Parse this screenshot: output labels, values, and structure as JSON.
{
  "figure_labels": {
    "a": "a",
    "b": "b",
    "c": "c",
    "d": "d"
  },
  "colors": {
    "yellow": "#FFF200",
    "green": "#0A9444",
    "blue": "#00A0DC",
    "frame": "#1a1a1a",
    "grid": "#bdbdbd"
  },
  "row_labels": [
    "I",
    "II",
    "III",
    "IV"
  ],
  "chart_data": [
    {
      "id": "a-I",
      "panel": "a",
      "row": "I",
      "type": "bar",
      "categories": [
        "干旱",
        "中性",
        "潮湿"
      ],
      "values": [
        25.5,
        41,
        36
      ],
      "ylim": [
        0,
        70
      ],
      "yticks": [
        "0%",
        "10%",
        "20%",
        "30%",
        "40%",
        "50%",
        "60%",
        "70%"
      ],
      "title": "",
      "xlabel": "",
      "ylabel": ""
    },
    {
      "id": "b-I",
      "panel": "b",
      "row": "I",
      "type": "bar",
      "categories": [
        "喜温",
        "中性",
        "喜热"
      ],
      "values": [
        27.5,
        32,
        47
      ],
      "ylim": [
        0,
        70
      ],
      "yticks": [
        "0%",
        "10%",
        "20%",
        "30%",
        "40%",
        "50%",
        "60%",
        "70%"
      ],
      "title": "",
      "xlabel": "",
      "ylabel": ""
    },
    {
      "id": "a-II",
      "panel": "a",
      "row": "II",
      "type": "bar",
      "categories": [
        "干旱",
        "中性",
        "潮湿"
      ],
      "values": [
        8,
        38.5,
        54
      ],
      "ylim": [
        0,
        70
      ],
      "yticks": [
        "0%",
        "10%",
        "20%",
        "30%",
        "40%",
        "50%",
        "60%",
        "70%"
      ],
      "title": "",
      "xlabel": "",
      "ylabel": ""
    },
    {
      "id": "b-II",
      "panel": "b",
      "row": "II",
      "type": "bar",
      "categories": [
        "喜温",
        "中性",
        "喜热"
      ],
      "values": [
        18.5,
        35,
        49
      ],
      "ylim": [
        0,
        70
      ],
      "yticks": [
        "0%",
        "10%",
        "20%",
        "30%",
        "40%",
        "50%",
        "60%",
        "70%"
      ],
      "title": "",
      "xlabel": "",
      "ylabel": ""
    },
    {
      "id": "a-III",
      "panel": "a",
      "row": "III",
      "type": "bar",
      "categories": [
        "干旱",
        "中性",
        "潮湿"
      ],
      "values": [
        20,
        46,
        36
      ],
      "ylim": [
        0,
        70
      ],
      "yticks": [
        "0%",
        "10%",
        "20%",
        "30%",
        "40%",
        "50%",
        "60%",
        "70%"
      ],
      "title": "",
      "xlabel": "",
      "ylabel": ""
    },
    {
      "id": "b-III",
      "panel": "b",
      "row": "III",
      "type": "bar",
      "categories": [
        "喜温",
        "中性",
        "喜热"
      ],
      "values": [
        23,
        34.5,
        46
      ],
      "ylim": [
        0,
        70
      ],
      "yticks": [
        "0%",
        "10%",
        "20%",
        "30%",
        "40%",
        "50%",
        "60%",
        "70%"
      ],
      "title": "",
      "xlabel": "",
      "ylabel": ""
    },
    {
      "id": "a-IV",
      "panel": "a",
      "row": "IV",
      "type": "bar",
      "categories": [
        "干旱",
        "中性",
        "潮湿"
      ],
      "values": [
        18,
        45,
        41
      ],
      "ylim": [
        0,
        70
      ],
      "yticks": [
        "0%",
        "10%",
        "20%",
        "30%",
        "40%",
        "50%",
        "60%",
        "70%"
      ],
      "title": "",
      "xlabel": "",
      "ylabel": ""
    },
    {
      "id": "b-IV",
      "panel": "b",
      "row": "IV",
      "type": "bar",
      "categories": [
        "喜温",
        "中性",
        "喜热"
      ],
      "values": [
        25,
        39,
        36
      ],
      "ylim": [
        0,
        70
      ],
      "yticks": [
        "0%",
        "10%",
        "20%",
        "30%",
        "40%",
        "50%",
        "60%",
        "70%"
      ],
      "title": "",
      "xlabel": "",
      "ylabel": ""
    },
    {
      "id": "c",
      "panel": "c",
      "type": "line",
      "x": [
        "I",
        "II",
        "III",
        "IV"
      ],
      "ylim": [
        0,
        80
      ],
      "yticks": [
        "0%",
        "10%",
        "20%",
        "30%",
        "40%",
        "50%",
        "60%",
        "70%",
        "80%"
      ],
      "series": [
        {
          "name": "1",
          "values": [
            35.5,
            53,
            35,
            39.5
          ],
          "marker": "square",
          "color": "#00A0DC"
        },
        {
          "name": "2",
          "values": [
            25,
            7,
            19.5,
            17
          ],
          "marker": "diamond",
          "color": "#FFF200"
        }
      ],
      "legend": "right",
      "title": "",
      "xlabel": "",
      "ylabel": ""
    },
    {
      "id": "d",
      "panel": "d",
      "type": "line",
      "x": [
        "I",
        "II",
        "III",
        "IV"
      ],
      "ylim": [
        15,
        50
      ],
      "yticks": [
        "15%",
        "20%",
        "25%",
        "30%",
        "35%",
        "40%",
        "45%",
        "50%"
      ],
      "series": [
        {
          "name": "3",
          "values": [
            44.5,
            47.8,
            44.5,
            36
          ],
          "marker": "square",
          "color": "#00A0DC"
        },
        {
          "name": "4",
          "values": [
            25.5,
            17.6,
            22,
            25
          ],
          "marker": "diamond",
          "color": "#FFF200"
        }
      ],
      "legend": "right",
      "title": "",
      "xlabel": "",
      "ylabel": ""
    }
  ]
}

══════

◆ **Goal**:
Nothing should be left out: return all of the records exactly.

◆ **Exercise answer**:
Parse this screenshot: output labels, values, and structure as JSON.
{
  "figure_labels": {
    "a": "a",
    "b": "b",
    "c": "c",
    "d": "d"
  },
  "colors": {
    "yellow": "#FFF200",
    "green": "#0A9444",
    "blue": "#00A0DC",
    "frame": "#1a1a1a",
    "grid": "#bdbdbd"
  },
  "row_labels": [
    "I",
    "II",
    "III",
    "IV"
  ],
  "chart_data": [
    {
      "id": "a-I",
      "panel": "a",
      "row": "I",
      "type": "bar",
      "categories": [
        "干旱",
        "中性",
        "潮湿"
      ],
      "values": [
        25.5,
        41,
        36
      ],
      "ylim": [
        0,
        70
      ],
      "yticks": [
        "0%",
        "10%",
        "20%",
        "30%",
        "40%",
        "50%",
        "60%",
        "70%"
      ],
      "title": "",
      "xlabel": "",
      "ylabel": ""
    },
    {
      "id": "b-I",
      "panel": "b",
      "row": "I",
      "type": "bar",
      "categories": [
        "喜温",
        "中性",
        "喜热"
      ],
      "values": [
        27.5,
        32,
        47
      ],
      "ylim": [
        0,
        70
      ],
      "yticks": [
        "0%",
        "10%",
        "20%",
        "30%",
        "40%",
        "50%",
        "60%",
        "70%"
      ],
      "title": "",
      "xlabel": "",
      "ylabel": ""
    },
    {
      "id": "a-II",
      "panel": "a",
      "row": "II",
      "type": "bar",
      "categories": [
        "干旱",
        "中性",
        "潮湿"
      ],
      "values": [
        8,
        38.5,
        54
      ],
      "ylim": [
        0,
        70
      ],
      "yticks": [
        "0%",
        "10%",
        "20%",
        "30%",
        "40%",
        "50%",
        "60%",
        "70%"
      ],
      "title": "",
      "xlabel": "",
      "ylabel": ""
    },
    {
      "id": "b-II",
      "panel": "b",
      "row": "II",
      "type": "bar",
      "categories": [
        "喜温",
        "中性",
        "喜热"
      ],
      "values": [
        18.5,
        35,
        49
      ],
      "ylim": [
        0,
        70
      ],
      "yticks": [
        "0%",
        "10%",
        "20%",
        "30%",
        "40%",
        "50%",
        "60%",
        "70%"
      ],
      "title": "",
      "xlabel": "",
      "ylabel": ""
    },
    {
      "id": "a-III",
      "panel": "a",
      "row": "III",
      "type": "bar",
      "categories": [
        "干旱",
        "中性",
        "潮湿"
      ],
      "values": [
        20,
        46,
        36
      ],
      "ylim": [
        0,
        70
      ],
      "yticks": [
        "0%",
        "10%",
        "20%",
        "30%",
        "40%",
        "50%",
        "60%",
        "70%"
      ],
      "title": "",
      "xlabel": "",
      "ylabel": ""
    },
    {
      "id": "b-III",
      "panel": "b",
      "row": "III",
      "type": "bar",
      "categories": [
        "喜温",
        "中性",
        "喜热"
      ],
      "values": [
        23,
        34.5,
        46
      ],
      "ylim": [
        0,
        70
      ],
      "yticks": [
        "0%",
        "10%",
        "20%",
        "30%",
        "40%",
        "50%",
        "60%",
        "70%"
      ],
      "title": "",
      "xlabel": "",
      "ylabel": ""
    },
    {
      "id": "a-IV",
      "panel": "a",
      "row": "IV",
      "type": "bar",
      "categories": [
        "干旱",
        "中性",
        "潮湿"
      ],
      "values": [
        18,
        45,
        41
      ],
      "ylim": [
        0,
        70
      ],
      "yticks": [
        "0%",
        "10%",
        "20%",
        "30%",
        "40%",
        "50%",
        "60%",
        "70%"
      ],
      "title": "",
      "xlabel": "",
      "ylabel": ""
    },
    {
      "id": "b-IV",
      "panel": "b",
      "row": "IV",
      "type": "bar",
      "categories": [
        "喜温",
        "中性",
        "喜热"
      ],
      "values": [
        25,
        39,
        36
      ],
      "ylim": [
        0,
        70
      ],
      "yticks": [
        "0%",
        "10%",
        "20%",
        "30%",
        "40%",
        "50%",
        "60%",
        "70%"
      ],
      "title": "",
      "xlabel": "",
      "ylabel": ""
    },
    {
      "id": "c",
      "panel": "c",
      "type": "line",
      "x": [
        "I",
        "II",
        "III",
        "IV"
      ],
      "ylim": [
        0,
        80
      ],
      "yticks": [
        "0%",
        "10%",
        "20%",
        "30%",
        "40%",
        "50%",
        "60%",
        "70%",
        "80%"
      ],
      "series": [
        {
          "name": "1",
          "values": [
            35.5,
            53,
            35,
            39.5
          ],
          "marker": "square",
          "color": "#00A0DC"
        },
        {
          "name": "2",
          "values": [
            25,
            7,
            19.5,
            17
          ],
          "marker": "diamond",
          "color": "#FFF200"
        }
      ],
      "legend": "right",
      "title": "",
      "xlabel": "",
      "ylabel": ""
    },
    {
      "id": "d",
      "panel": "d",
      "type": "line",
      "x": [
        "I",
        "II",
        "III",
        "IV"
      ],
      "ylim": [
        15,
        50
      ],
      "yticks": [
        "15%",
        "20%",
        "25%",
        "30%",
        "35%",
        "40%",
        "45%",
        "50%"
      ],
      "series": [
        {
          "name": "3",
          "values": [
            44.5,
            47.8,
            44.5,
            36
          ],
          "marker": "square",
          "color": "#00A0DC"
        },
        {
          "name": "4",
          "values": [
            25.5,
            17.6,
            22,
            25
          ],
          "marker": "diamond",
          "color": "#FFF200"
        }
      ],
      "legend": "right",
      "title": "",
      "xlabel": "",
      "ylabel": ""
    }
  ]
}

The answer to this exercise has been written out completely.